Problem to solve: Gather up the lines with the word "screenshot" in them.

[Data extracted from a collection]
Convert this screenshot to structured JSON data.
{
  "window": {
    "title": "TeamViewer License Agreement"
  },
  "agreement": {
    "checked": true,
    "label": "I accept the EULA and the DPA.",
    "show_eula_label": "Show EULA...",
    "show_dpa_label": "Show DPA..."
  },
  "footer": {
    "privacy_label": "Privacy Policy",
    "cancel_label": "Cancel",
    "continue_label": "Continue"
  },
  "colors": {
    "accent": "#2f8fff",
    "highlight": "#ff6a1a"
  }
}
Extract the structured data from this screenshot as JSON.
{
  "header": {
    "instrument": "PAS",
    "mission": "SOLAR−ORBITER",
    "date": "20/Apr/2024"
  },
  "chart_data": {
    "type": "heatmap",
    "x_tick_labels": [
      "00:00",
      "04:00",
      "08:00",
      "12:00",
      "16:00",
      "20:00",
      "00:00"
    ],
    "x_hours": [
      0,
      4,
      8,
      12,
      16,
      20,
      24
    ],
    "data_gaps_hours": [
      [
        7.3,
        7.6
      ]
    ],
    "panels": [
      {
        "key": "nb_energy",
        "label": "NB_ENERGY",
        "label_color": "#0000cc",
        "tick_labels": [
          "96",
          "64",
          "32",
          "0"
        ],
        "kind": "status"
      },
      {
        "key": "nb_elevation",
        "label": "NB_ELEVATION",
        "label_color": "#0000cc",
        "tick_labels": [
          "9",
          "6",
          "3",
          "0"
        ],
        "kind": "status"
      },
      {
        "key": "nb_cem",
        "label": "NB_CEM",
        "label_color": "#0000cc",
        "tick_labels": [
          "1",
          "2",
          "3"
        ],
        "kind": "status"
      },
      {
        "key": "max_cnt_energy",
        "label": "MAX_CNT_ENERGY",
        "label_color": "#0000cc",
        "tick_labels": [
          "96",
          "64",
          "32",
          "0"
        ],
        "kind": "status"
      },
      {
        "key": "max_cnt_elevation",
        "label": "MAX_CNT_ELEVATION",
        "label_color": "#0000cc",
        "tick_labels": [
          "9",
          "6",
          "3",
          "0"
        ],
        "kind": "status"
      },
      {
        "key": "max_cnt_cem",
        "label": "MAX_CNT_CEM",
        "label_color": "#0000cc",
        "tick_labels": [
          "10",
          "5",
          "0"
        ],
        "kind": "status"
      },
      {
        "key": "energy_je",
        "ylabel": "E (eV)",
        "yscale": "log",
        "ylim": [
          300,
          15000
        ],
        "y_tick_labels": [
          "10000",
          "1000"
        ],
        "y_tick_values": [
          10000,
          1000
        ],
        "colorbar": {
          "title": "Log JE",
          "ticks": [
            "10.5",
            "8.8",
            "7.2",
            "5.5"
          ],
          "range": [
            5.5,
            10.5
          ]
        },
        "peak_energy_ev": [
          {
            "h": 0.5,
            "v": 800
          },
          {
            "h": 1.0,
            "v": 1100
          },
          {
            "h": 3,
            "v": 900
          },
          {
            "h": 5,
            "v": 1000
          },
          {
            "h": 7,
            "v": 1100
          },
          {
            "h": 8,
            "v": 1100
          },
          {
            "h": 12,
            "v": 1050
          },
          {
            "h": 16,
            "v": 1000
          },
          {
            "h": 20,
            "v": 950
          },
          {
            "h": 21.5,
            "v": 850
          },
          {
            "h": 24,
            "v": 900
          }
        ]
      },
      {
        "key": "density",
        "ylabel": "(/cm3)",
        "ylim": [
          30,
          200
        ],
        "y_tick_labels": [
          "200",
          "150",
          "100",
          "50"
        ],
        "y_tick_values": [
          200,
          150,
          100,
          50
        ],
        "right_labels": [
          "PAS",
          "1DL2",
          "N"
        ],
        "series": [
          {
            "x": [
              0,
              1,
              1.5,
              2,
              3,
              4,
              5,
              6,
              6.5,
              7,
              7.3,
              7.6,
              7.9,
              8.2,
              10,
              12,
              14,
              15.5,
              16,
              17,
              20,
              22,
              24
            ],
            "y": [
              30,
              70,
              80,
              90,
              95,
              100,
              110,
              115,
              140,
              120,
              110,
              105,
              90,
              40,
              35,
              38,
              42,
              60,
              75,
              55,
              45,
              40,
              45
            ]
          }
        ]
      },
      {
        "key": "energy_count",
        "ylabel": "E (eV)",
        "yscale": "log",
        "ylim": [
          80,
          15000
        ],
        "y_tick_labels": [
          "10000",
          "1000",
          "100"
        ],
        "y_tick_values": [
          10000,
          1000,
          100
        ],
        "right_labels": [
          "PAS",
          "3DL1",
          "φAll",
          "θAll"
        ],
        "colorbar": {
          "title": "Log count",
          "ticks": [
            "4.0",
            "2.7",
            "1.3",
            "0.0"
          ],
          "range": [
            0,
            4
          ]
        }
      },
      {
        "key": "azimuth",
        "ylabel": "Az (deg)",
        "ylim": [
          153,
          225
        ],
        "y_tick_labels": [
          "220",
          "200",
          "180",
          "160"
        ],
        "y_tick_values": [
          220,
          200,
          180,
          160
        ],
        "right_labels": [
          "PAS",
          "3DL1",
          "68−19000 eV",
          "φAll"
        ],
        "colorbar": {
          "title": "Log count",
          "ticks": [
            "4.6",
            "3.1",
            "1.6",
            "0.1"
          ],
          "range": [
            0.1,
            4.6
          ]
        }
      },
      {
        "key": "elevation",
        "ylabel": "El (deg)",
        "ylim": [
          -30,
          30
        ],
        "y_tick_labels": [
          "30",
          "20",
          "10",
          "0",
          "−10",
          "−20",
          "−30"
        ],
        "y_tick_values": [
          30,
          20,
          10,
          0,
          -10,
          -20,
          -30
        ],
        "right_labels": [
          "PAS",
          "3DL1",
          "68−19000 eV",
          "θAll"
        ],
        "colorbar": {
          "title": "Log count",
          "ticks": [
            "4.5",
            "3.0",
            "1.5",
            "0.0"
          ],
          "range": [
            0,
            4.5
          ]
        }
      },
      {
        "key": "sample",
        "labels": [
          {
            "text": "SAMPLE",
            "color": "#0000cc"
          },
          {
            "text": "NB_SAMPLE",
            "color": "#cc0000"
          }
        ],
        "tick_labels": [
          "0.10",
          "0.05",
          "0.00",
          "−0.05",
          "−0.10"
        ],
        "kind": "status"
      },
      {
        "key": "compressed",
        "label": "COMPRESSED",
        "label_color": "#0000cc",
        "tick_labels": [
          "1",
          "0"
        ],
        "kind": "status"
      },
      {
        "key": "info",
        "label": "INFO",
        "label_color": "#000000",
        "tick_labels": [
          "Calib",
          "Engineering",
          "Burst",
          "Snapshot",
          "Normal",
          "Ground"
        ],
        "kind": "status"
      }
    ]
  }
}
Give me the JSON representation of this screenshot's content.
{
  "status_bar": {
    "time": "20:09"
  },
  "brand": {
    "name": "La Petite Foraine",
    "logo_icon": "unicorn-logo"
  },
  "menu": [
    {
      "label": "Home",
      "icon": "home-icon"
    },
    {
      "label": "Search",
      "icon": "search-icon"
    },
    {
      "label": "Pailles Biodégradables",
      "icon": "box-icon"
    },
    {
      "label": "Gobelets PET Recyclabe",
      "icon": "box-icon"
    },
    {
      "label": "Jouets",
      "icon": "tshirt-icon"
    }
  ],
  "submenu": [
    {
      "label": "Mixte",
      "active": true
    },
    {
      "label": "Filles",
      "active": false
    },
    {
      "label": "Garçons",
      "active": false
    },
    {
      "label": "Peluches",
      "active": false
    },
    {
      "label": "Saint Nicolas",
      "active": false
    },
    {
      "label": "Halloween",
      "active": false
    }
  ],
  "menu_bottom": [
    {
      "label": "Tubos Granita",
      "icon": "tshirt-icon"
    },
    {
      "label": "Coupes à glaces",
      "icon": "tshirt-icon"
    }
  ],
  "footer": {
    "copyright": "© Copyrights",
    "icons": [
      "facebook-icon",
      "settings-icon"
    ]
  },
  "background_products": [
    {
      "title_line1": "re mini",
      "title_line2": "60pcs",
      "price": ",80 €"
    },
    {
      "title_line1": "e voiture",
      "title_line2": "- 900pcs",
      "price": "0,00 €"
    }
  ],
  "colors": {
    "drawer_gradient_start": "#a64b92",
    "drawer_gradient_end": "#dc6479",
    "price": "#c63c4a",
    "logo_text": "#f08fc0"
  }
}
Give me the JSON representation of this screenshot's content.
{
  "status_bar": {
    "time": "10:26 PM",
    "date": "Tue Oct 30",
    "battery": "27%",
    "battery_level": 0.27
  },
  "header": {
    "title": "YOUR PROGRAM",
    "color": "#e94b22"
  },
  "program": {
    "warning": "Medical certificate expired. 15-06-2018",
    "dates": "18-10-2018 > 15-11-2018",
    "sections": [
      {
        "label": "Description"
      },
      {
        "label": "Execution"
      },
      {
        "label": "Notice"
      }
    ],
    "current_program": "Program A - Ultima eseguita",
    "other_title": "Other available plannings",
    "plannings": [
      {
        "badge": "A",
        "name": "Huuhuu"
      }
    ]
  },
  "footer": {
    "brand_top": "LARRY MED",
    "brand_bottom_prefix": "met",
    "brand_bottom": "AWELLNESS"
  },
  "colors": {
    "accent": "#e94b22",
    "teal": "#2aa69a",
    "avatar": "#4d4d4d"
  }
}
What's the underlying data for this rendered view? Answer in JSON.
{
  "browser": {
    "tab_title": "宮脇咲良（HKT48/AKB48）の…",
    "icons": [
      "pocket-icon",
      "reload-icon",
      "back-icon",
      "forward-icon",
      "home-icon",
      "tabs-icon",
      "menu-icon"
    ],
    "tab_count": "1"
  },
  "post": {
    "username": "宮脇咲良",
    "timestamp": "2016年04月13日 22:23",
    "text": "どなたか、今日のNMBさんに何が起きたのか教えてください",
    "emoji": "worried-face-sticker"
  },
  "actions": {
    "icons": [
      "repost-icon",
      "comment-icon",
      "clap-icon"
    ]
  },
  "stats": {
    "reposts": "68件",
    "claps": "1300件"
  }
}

Answer in full:
Convert this screenshot to structured JSON data.
Extract the structured data from this screenshot as JSON.
Give me the JSON representation of this screenshot's content.
Give me the JSON representation of this screenshot's content.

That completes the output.